- **TASK**
From the entries below, extract every line that includes the word "对幼儿就像对待自己的孩子".

- **THE INPUT**
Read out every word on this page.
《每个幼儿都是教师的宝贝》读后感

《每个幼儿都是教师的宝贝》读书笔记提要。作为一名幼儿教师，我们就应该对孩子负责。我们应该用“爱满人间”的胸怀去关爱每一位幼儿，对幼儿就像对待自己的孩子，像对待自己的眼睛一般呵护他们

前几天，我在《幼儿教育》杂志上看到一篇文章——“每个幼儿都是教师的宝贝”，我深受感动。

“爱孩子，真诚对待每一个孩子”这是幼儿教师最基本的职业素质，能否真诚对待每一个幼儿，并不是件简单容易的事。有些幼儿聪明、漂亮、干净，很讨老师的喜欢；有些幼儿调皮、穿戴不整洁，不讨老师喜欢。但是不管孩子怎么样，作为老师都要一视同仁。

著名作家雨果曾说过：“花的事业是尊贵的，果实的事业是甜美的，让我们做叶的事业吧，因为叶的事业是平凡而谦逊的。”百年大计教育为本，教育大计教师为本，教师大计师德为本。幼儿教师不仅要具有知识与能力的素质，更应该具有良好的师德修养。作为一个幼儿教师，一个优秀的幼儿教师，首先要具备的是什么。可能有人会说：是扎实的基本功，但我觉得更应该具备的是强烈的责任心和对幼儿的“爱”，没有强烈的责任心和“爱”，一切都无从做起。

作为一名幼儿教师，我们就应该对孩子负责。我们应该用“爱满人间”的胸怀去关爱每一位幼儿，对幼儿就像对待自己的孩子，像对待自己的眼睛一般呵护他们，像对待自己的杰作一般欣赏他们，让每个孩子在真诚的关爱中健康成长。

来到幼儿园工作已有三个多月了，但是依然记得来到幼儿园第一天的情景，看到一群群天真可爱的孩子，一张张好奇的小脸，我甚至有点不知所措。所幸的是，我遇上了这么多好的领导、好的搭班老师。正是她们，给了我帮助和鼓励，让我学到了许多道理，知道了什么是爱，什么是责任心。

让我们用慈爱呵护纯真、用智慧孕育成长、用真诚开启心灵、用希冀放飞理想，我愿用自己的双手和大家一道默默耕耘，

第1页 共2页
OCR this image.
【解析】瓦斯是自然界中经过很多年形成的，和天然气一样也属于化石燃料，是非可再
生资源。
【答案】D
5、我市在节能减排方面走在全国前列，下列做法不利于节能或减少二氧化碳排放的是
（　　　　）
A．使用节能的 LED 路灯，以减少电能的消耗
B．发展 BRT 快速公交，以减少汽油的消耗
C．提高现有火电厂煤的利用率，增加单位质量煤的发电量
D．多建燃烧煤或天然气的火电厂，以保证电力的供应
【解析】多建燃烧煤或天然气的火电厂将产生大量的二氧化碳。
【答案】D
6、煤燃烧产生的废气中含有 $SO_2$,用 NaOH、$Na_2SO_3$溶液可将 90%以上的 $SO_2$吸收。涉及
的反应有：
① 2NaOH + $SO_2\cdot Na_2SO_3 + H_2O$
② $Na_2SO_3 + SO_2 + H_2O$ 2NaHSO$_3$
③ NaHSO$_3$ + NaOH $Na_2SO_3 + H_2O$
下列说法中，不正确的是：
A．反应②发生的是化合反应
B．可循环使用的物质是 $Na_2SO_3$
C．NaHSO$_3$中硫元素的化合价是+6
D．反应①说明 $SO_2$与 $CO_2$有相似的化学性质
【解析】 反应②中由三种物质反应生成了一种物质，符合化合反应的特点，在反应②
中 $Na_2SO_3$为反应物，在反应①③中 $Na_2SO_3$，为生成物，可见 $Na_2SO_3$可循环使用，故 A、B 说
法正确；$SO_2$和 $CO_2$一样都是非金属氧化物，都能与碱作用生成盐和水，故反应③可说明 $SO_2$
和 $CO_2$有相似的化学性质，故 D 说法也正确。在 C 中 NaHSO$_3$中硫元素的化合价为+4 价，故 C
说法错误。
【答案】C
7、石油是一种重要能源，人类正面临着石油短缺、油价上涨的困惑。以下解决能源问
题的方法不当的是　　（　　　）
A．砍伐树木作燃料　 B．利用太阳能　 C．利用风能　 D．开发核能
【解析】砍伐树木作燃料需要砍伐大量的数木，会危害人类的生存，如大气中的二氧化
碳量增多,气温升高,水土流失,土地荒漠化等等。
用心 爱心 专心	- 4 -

- **RESULT**
《每个幼儿都是教师的宝贝》读书笔记提要。作为一名幼儿教师，我们就应该对孩子负责。我们应该用“爱满人间”的胸怀去关爱每一位幼儿，对幼儿就像对待自己的孩子，像对待自己的眼睛一般呵护他们
作为一名幼儿教师，我们就应该对孩子负责。我们应该用“爱满人间”的胸怀去关爱每一位幼儿，对幼儿就像对待自己的孩子，像对待自己的眼睛一般呵护他们，像对待自己的杰作一般欣赏他们，让每个孩子在真诚的关爱中健康成长。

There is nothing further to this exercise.